[Record excerpts]:
━━━━━━━━━━

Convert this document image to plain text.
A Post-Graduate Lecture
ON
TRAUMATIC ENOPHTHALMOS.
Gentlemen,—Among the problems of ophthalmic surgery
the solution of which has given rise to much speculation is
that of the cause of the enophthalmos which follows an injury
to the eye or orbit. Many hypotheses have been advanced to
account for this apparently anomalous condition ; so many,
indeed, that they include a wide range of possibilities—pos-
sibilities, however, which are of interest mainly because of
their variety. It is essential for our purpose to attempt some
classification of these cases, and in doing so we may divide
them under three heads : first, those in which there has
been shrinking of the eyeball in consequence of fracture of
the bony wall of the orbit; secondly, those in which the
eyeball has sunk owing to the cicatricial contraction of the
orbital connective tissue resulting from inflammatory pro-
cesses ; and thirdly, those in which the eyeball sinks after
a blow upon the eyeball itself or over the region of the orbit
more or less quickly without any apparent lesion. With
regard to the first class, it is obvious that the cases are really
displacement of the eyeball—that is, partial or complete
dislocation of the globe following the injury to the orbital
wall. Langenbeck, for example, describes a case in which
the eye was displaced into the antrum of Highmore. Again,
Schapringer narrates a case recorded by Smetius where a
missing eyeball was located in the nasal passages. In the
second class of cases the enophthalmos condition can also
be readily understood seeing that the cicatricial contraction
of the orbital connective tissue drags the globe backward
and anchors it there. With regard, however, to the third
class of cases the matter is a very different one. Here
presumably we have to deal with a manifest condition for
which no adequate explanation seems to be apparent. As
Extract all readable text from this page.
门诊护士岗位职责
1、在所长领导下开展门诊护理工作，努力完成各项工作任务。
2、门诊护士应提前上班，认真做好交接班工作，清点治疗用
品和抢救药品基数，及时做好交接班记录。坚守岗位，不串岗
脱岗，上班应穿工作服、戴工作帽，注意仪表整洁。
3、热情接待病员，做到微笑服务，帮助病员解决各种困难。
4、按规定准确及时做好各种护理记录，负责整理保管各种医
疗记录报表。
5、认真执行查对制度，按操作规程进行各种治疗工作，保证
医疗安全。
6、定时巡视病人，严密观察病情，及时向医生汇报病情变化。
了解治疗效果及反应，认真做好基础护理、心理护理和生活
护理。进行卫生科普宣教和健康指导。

━━━━━━━━━━

[What the task asks]: Extract from the data every line where "globe" shows up.

[The solution]:
dislocation of the globe following the injury to the orbital
of the orbital connective tissue drags the globe backward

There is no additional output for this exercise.